--- begin The records ---

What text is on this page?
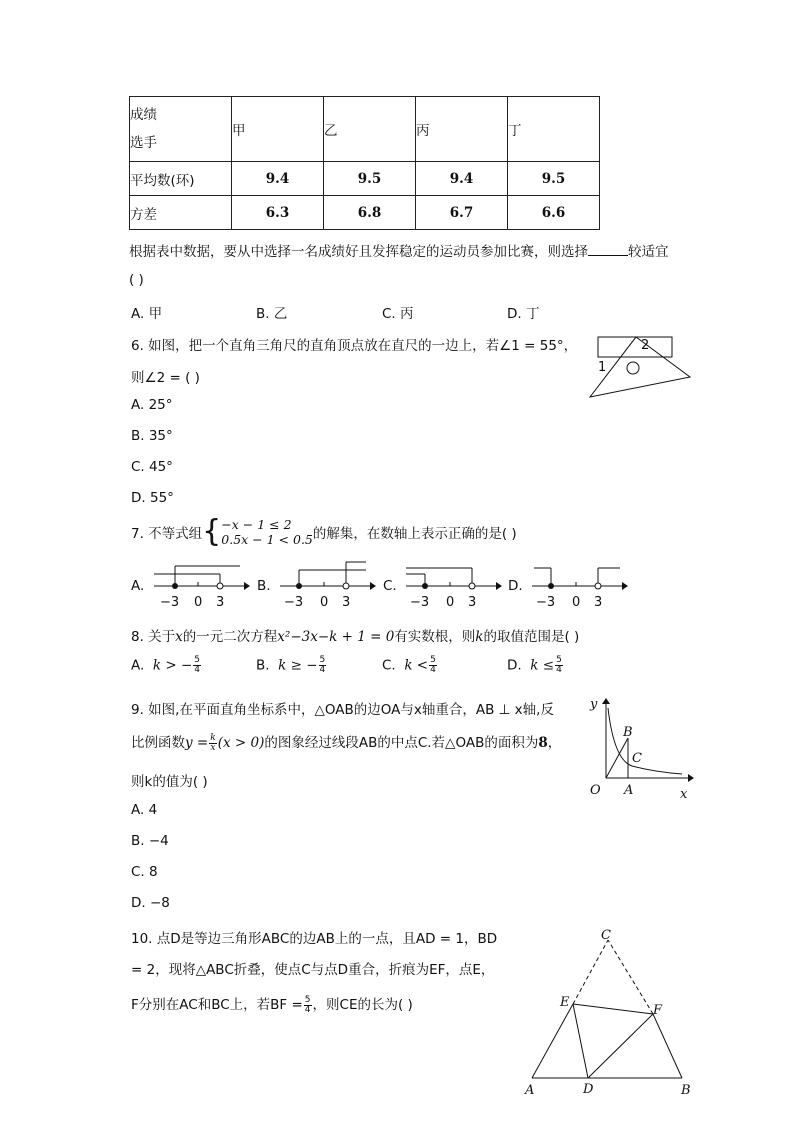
成绩
选手	甲	乙	丙	丁
平均数(环)	9.4	9.5	9.4	9.5
方差	6.3	6.8	6.7	6.6
根据表中数据，要从中选择一名成绩好且发挥稳定的运动员参加比赛，则选择	较适宜
( )
A. 甲	B. 乙	C. 丙	D. 丁
6. 如图，把一个直角三角尺的直角顶点放在直尺的一边上，若∠1 = 55°，
则∠2 = ( )
1
2
A. 25°
B. 35°
C. 45°
D. 55°
7. 不等式组{ −x − 1 ≤ 2
0.5x − 1 < 0.5 的解集，在数轴上表示正确的是( )
A.
−3 0 3
B.
−3 0 3
C.
−3 0 3
D.
−3 0 3
8. 关于x的一元二次方程x²−3x−k + 1 = 0有实数根，则k的取值范围是( )
A. k > − $\frac{5}{4}$	B. k ≥ − $\frac{5}{4}$	C. $k < \frac{5}{4}$	D. $k \le \frac{5}{4}$
9. 如图,在平面直角坐标系中，△OAB的边OA与x轴重合，AB ⊥ x轴,反
比例函数$y = \frac{k}{x} (x > 0)$的图象经过线段AB的中点C.若△OAB的面积为8，
则k的值为( )
y
x
O A
B
C
A. 4
B. −4
C. 8
D. −8
10. 点D是等边三角形ABC的边AB上的一点，且AD = 1，BD
= 2，现将△ABC折叠，使点C与点D重合，折痕为EF，点E，
F分别在AC和BC上，若BF = $\frac{5}{4}$ ，则CE的长为( )
A	B
C
D
E
F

--- end The records ---

- _Work instructions_
In the records above, find each line with the word "frac" and copy it.

- _Full response_
A. k > − $\frac{5}{4}$	B. k ≥ − $\frac{5}{4}$	C. $k < \frac{5}{4}$	D. $k \le \frac{5}{4}$
比例函数$y = \frac{k}{x} (x > 0)$的图象经过线段AB的中点C.若△OAB的面积为8，
F分别在AC和BC上，若BF = $\frac{5}{4}$ ，则CE的长为( )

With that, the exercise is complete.